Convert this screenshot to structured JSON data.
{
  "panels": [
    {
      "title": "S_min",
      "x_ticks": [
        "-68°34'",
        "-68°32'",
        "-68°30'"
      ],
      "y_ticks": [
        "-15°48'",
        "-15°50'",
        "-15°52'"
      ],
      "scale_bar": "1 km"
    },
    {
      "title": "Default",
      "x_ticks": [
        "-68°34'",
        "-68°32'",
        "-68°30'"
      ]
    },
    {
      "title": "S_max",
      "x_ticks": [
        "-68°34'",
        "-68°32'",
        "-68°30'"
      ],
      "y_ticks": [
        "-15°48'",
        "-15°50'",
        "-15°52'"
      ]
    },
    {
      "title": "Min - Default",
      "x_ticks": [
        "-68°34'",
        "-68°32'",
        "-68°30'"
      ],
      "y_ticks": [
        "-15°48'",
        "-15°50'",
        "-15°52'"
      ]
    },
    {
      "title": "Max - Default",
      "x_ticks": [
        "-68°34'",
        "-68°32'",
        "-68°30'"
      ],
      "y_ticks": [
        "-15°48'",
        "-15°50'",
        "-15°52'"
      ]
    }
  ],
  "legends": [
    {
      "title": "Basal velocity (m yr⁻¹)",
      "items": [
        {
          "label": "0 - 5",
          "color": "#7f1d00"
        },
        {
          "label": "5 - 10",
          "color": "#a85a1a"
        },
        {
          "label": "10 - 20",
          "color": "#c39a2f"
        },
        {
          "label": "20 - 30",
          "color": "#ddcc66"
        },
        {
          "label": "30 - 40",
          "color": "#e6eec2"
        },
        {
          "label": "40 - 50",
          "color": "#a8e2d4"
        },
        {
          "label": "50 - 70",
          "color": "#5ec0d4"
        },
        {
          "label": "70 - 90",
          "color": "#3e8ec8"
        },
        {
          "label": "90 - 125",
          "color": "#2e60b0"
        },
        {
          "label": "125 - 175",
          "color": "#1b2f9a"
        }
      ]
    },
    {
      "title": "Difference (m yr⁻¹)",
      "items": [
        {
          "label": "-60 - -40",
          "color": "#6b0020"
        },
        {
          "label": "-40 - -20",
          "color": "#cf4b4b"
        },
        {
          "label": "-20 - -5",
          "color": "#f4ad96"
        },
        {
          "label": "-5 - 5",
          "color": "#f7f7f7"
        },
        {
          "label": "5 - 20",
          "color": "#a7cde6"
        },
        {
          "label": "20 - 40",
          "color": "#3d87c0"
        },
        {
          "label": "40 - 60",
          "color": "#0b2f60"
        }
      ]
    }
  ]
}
--------------------------------
> **Written instruction**
Count the lines in the material above where the string "Default" appears, then state only that count.

> **Solution for this task**
3